Schreib den Blogtext über Leerzeiten und das Aneinander-vorbei-Reden im selben Ton nach seinem letzten Satz weiter.

## Vorgelegter Text
####
Leerzeiten – Lehrzeiten

Meine Enkelkinder waren abgereist, und es war mit einem Mal wieder ruhig im Haus. Ich brauche immer etwas Zeit, um mich daran zu gewöhnen. Es war gut, dass sie da waren. Und es ist auch gut, wieder allein zu sein. Trotzdem – es gibt eine Übergangszeit, eine gewisse Leere macht sich breit…

Ich lege mich aufs Sofa und ruhe ein wenig aus. In den Tagen, als das Haus voll war, hatte ich keine Muße, um in meinem Blog zu schreiben. Auch wenn ich zwischendurch ein Stündchen Zeit hatte, fiel mir nichts ein. Doch jetzt fängt die Quelle wieder an, zu sprudeln.

Plötzlich habe ich den Titel für einen neuen Blog im Kopf: Leerzeiten sind Lehrzeiten. Habe ich es nicht schon häufiger erlebt, dass in Zeiten von Langeweile und Leere unerwartet eine Idee, eine wertvolle Anregung auftauchte? So ist es auch jetzt.

Ich kann mich darauf verlassen. Und diese Übergangszeiten, die nicht immer angenehm sind, gelassen durchleben.

Wie man aneinander vorbei reden kann

Von einigen guten Bekannten erwarte ich, dass sie verstehen, was ich sage. Und bin dann komplett überrascht, wenn auf einen Satz, der mir völlig verständlich erscheint, eine Reaktion erfolgt, die mit dem von mir Gemeinten überhaupt nichts zu tun hat.

Ein Beispiel. Wir sprechen über Literatur, die uns interessiert. Ich erzähle, dass ich vor allem an Büchern Interesse habe, die mir eine neue Sicht auf die Welt vermitteln. Das sind für mich unter anderem Werke von afrikanischen Schriftstellerinnen und Autoren oder die Bücher der Journalistin Charlotte Wiedemann über die vielgestaltige, muslimische Welt. Ganz selbstverständlich gehe ich davon aus, dass allen klar ist, dass ich von zeitgenössischer Literatur und von der heutigen Weltlage rede.

Die Antwort einer Bekannten verwundert und verwirrt mich zunächst. Sie erzählt, dass sie schon in ihrer Kindheit in den 50er Jahren Bücher über fremde Völker gelesen hat. Was hat das mit meinem Interesse zu tun, die Welt im 21. Jahrhundert zu verstehen, frage ich mich.
####
## Erfasste Daten
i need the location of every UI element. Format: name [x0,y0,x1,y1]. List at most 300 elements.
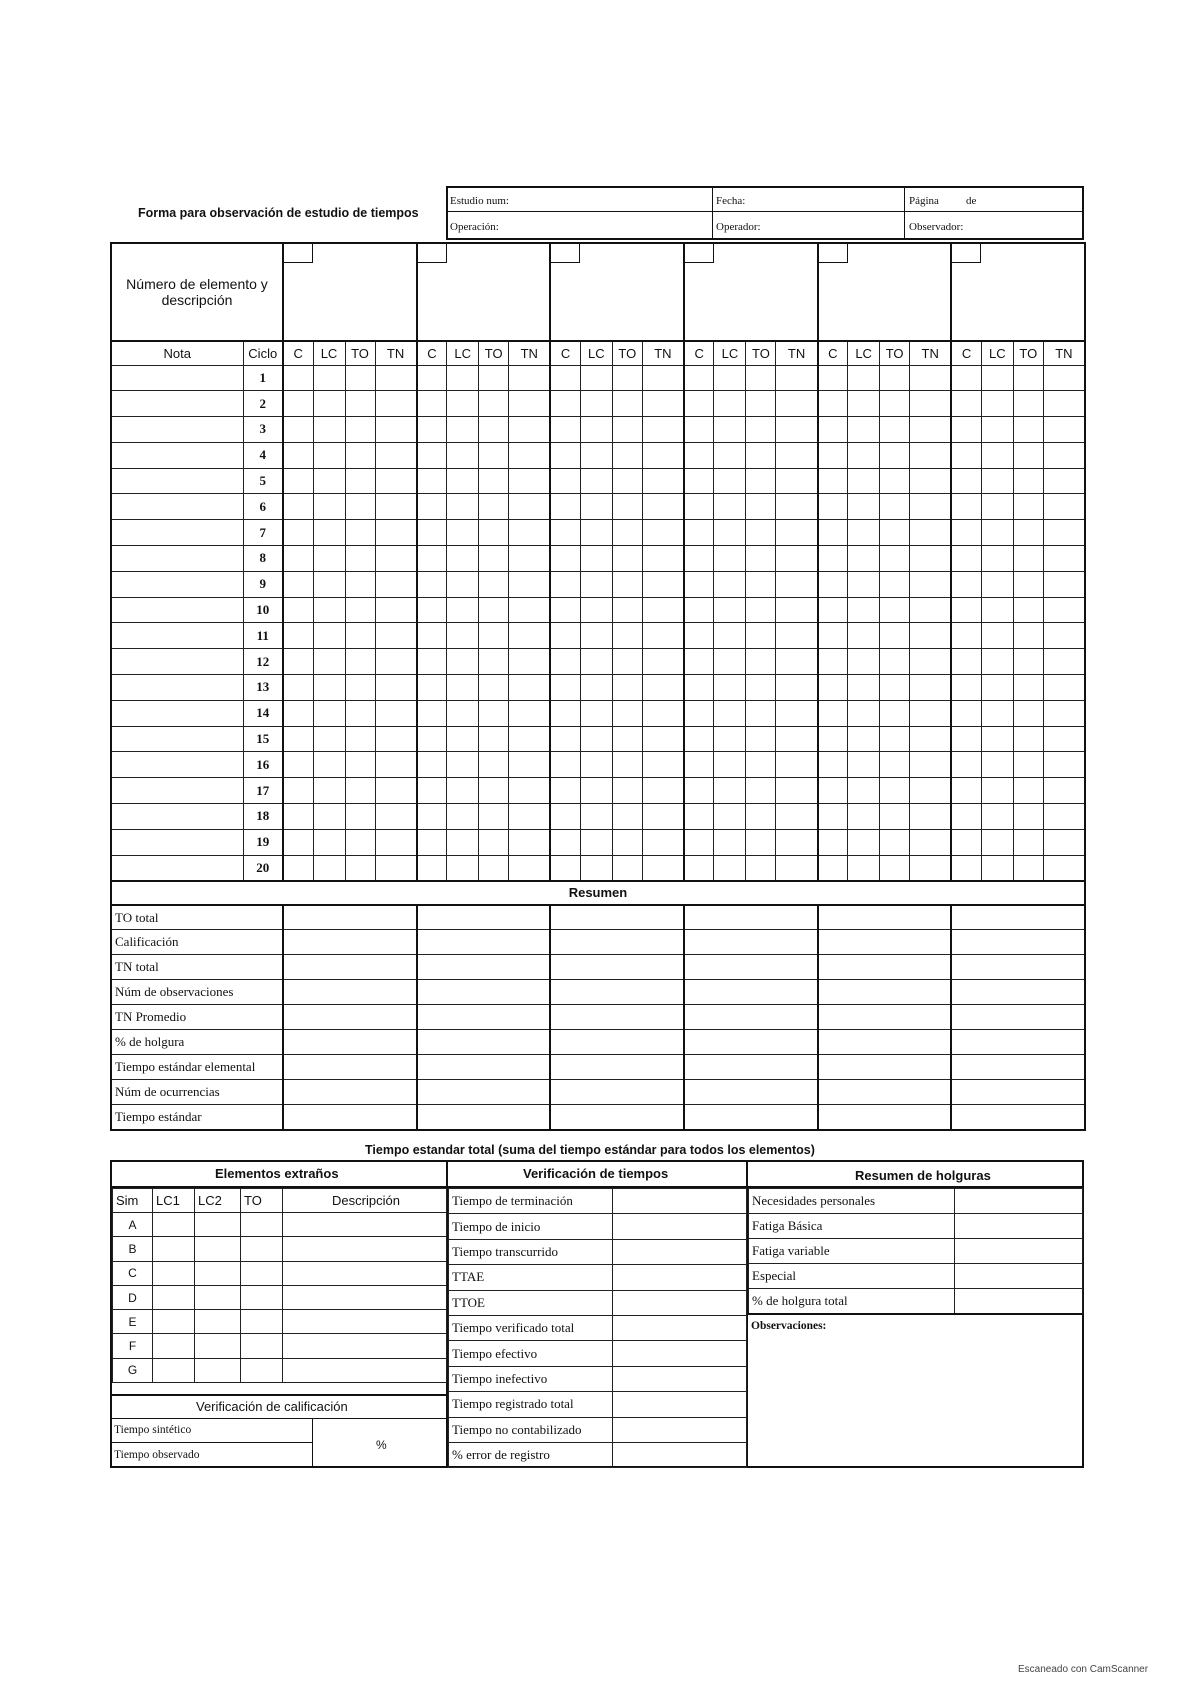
####
## Die Antwort
Damals wurden fremde Völker vor allem als exotisch beschrieben, als „die Anderen“, unterentwickelt, aber naturverbunden. Für Ethnologen sicher interessant, aber zum Verständnis der Welt im 21. Jahrhundert – außer zu historischen Forschungen – eher ungeeignet. Ist diese Sicht auf Menschen aus anderen Kulturen noch selbstverständlich bei uns? Nach dem Motto: Sie sind Menschen wie wir, aber mit anderen Fähigkeiten und Fertigkeiten.

Das nennt man heutzutage „Othering“, das „Anders machen“ von Gruppen, Bevölkerungsteilen, Völkern. Das Konzept von „Diversity“ meint etwas anderes: nämlich dass jeder einzelne Mensch anders ist als alle anderen.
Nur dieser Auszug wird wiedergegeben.